___ DATA PROVIDED

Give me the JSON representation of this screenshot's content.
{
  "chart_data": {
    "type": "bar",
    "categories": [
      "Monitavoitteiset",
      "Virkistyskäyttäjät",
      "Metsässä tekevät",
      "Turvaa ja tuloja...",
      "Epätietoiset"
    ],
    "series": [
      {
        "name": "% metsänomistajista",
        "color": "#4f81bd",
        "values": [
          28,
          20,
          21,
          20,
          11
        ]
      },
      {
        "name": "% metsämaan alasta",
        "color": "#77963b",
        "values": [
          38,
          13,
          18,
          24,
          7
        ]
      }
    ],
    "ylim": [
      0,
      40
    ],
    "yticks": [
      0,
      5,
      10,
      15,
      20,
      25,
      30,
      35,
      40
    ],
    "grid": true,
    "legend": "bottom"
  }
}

______

* _EXERCISE AIM_:
Copy out the whole listing exactly; please set it all down.

* _PROBLEM SOLUTION_:
Give me the JSON representation of this screenshot's content.
{
  "chart_data": {
    "type": "bar",
    "categories": [
      "Monitavoitteiset",
      "Virkistyskäyttäjät",
      "Metsässä tekevät",
      "Turvaa ja tuloja...",
      "Epätietoiset"
    ],
    "series": [
      {
        "name": "% metsänomistajista",
        "color": "#4f81bd",
        "values": [
          28,
          20,
          21,
          20,
          11
        ]
      },
      {
        "name": "% metsämaan alasta",
        "color": "#77963b",
        "values": [
          38,
          13,
          18,
          24,
          7
        ]
      }
    ],
    "ylim": [
      0,
      40
    ],
    "yticks": [
      0,
      5,
      10,
      15,
      20,
      25,
      30,
      35,
      40
    ],
    "grid": true,
    "legend": "bottom"
  }
}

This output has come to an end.